[Dataset records on visual material]
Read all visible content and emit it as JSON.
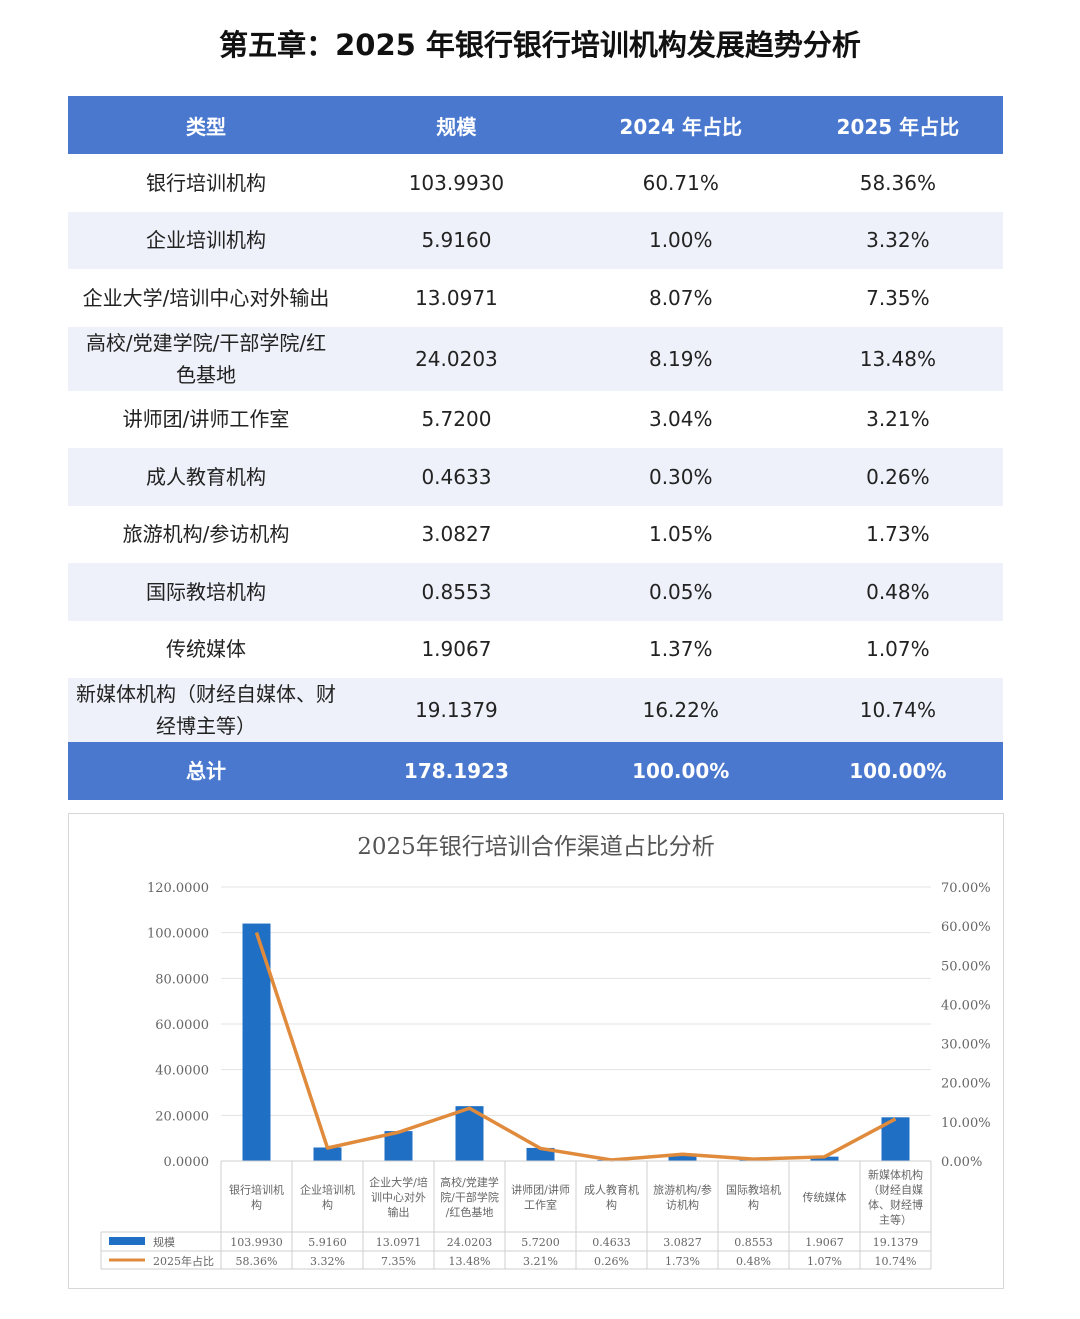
{
  "page": {
    "title": "第五章：2025 年银行银行培训机构发展趋势分析"
  },
  "table": {
    "headers": [
      "类型",
      "规模",
      "2024 年占比",
      "2025 年占比"
    ],
    "rows": [
      {
        "type": "银行培训机构",
        "scale": "103.9930",
        "p2024": "60.71%",
        "p2025": "58.36%"
      },
      {
        "type": "企业培训机构",
        "scale": "5.9160",
        "p2024": "1.00%",
        "p2025": "3.32%"
      },
      {
        "type": "企业大学/培训中心对外输出",
        "scale": "13.0971",
        "p2024": "8.07%",
        "p2025": "7.35%"
      },
      {
        "type": "高校/党建学院/干部学院/红色基地",
        "scale": "24.0203",
        "p2024": "8.19%",
        "p2025": "13.48%"
      },
      {
        "type": "讲师团/讲师工作室",
        "scale": "5.7200",
        "p2024": "3.04%",
        "p2025": "3.21%"
      },
      {
        "type": "成人教育机构",
        "scale": "0.4633",
        "p2024": "0.30%",
        "p2025": "0.26%"
      },
      {
        "type": "旅游机构/参访机构",
        "scale": "3.0827",
        "p2024": "1.05%",
        "p2025": "1.73%"
      },
      {
        "type": "国际教培机构",
        "scale": "0.8553",
        "p2024": "0.05%",
        "p2025": "0.48%"
      },
      {
        "type": "传统媒体",
        "scale": "1.9067",
        "p2024": "1.37%",
        "p2025": "1.07%"
      },
      {
        "type": "新媒体机构（财经自媒体、财经博主等）",
        "scale": "19.1379",
        "p2024": "16.22%",
        "p2025": "10.74%"
      }
    ],
    "total": {
      "type": "总计",
      "scale": "178.1923",
      "p2024": "100.00%",
      "p2025": "100.00%"
    }
  },
  "chart_data": {
    "type": "bar",
    "title": "2025年银行培训合作渠道占比分析",
    "categories": [
      "银行培训机构",
      "企业培训机构",
      "企业大学/培训中心对外输出",
      "高校/党建学院/干部学院/红色基地",
      "讲师团/讲师工作室",
      "成人教育机构",
      "旅游机构/参访机构",
      "国际教培机构",
      "传统媒体",
      "新媒体机构（财经自媒体、财经博主等）"
    ],
    "category_labels": [
      [
        "银行培训机",
        "构"
      ],
      [
        "企业培训机",
        "构"
      ],
      [
        "企业大学/培",
        "训中心对外",
        "输出"
      ],
      [
        "高校/党建学",
        "院/干部学院",
        "/红色基地"
      ],
      [
        "讲师团/讲师",
        "工作室"
      ],
      [
        "成人教育机",
        "构"
      ],
      [
        "旅游机构/参",
        "访机构"
      ],
      [
        "国际教培机",
        "构"
      ],
      [
        "传统媒体"
      ],
      [
        "新媒体机构",
        "（财经自媒",
        "体、财经博",
        "主等）"
      ]
    ],
    "series": [
      {
        "name": "规模",
        "kind": "bar",
        "axis": "left",
        "color": "#1f6fc5",
        "values": [
          103.993,
          5.916,
          13.0971,
          24.0203,
          5.72,
          0.4633,
          3.0827,
          0.8553,
          1.9067,
          19.1379
        ],
        "labels": [
          "103.9930",
          "5.9160",
          "13.0971",
          "24.0203",
          "5.7200",
          "0.4633",
          "3.0827",
          "0.8553",
          "1.9067",
          "19.1379"
        ]
      },
      {
        "name": "2025年占比",
        "kind": "line",
        "axis": "right",
        "color": "#e08a3c",
        "values": [
          58.36,
          3.32,
          7.35,
          13.48,
          3.21,
          0.26,
          1.73,
          0.48,
          1.07,
          10.74
        ],
        "labels": [
          "58.36%",
          "3.32%",
          "7.35%",
          "13.48%",
          "3.21%",
          "0.26%",
          "1.73%",
          "0.48%",
          "1.07%",
          "10.74%"
        ]
      }
    ],
    "ylim_left": [
      0,
      120
    ],
    "left_ticks": [
      "0.0000",
      "20.0000",
      "40.0000",
      "60.0000",
      "80.0000",
      "100.0000",
      "120.0000"
    ],
    "ylim_right": [
      0,
      70
    ],
    "right_ticks": [
      "0.00%",
      "10.00%",
      "20.00%",
      "30.00%",
      "40.00%",
      "50.00%",
      "60.00%",
      "70.00%"
    ],
    "grid": true,
    "legend": "data-table-bottom"
  }
}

■ THE TASK ■
Copy all the entries word for word. Omit any pictures.

■ TASK RESULT ■
Read all visible content and emit it as JSON.
{
  "page": {
    "title": "第五章：2025 年银行银行培训机构发展趋势分析"
  },
  "table": {
    "headers": [
      "类型",
      "规模",
      "2024 年占比",
      "2025 年占比"
    ],
    "rows": [
      {
        "type": "银行培训机构",
        "scale": "103.9930",
        "p2024": "60.71%",
        "p2025": "58.36%"
      },
      {
        "type": "企业培训机构",
        "scale": "5.9160",
        "p2024": "1.00%",
        "p2025": "3.32%"
      },
      {
        "type": "企业大学/培训中心对外输出",
        "scale": "13.0971",
        "p2024": "8.07%",
        "p2025": "7.35%"
      },
      {
        "type": "高校/党建学院/干部学院/红色基地",
        "scale": "24.0203",
        "p2024": "8.19%",
        "p2025": "13.48%"
      },
      {
        "type": "讲师团/讲师工作室",
        "scale": "5.7200",
        "p2024": "3.04%",
        "p2025": "3.21%"
      },
      {
        "type": "成人教育机构",
        "scale": "0.4633",
        "p2024": "0.30%",
        "p2025": "0.26%"
      },
      {
        "type": "旅游机构/参访机构",
        "scale": "3.0827",
        "p2024": "1.05%",
        "p2025": "1.73%"
      },
      {
        "type": "国际教培机构",
        "scale": "0.8553",
        "p2024": "0.05%",
        "p2025": "0.48%"
      },
      {
        "type": "传统媒体",
        "scale": "1.9067",
        "p2024": "1.37%",
        "p2025": "1.07%"
      },
      {
        "type": "新媒体机构（财经自媒体、财经博主等）",
        "scale": "19.1379",
        "p2024": "16.22%",
        "p2025": "10.74%"
      }
    ],
    "total": {
      "type": "总计",
      "scale": "178.1923",
      "p2024": "100.00%",
      "p2025": "100.00%"
    }
  },
  "chart_data": {
    "type": "bar",
    "title": "2025年银行培训合作渠道占比分析",
    "categories": [
      "银行培训机构",
      "企业培训机构",
      "企业大学/培训中心对外输出",
      "高校/党建学院/干部学院/红色基地",
      "讲师团/讲师工作室",
      "成人教育机构",
      "旅游机构/参访机构",
      "国际教培机构",
      "传统媒体",
      "新媒体机构（财经自媒体、财经博主等）"
    ],
    "category_labels": [
      [
        "银行培训机",
        "构"
      ],
      [
        "企业培训机",
        "构"
      ],
      [
        "企业大学/培",
        "训中心对外",
        "输出"
      ],
      [
        "高校/党建学",
        "院/干部学院",
        "/红色基地"
      ],
      [
        "讲师团/讲师",
        "工作室"
      ],
      [
        "成人教育机",
        "构"
      ],
      [
        "旅游机构/参",
        "访机构"
      ],
      [
        "国际教培机",
        "构"
      ],
      [
        "传统媒体"
      ],
      [
        "新媒体机构",
        "（财经自媒",
        "体、财经博",
        "主等）"
      ]
    ],
    "series": [
      {
        "name": "规模",
        "kind": "bar",
        "axis": "left",
        "color": "#1f6fc5",
        "values": [
          103.993,
          5.916,
          13.0971,
          24.0203,
          5.72,
          0.4633,
          3.0827,
          0.8553,
          1.9067,
          19.1379
        ],
        "labels": [
          "103.9930",
          "5.9160",
          "13.0971",
          "24.0203",
          "5.7200",
          "0.4633",
          "3.0827",
          "0.8553",
          "1.9067",
          "19.1379"
        ]
      },
      {
        "name": "2025年占比",
        "kind": "line",
        "axis": "right",
        "color": "#e08a3c",
        "values": [
          58.36,
          3.32,
          7.35,
          13.48,
          3.21,
          0.26,
          1.73,
          0.48,
          1.07,
          10.74
        ],
        "labels": [
          "58.36%",
          "3.32%",
          "7.35%",
          "13.48%",
          "3.21%",
          "0.26%",
          "1.73%",
          "0.48%",
          "1.07%",
          "10.74%"
        ]
      }
    ],
    "ylim_left": [
      0,
      120
    ],
    "left_ticks": [
      "0.0000",
      "20.0000",
      "40.0000",
      "60.0000",
      "80.0000",
      "100.0000",
      "120.0000"
    ],
    "ylim_right": [
      0,
      70
    ],
    "right_ticks": [
      "0.00%",
      "10.00%",
      "20.00%",
      "30.00%",
      "40.00%",
      "50.00%",
      "60.00%",
      "70.00%"
    ],
    "grid": true,
    "legend": "data-table-bottom"
  }
}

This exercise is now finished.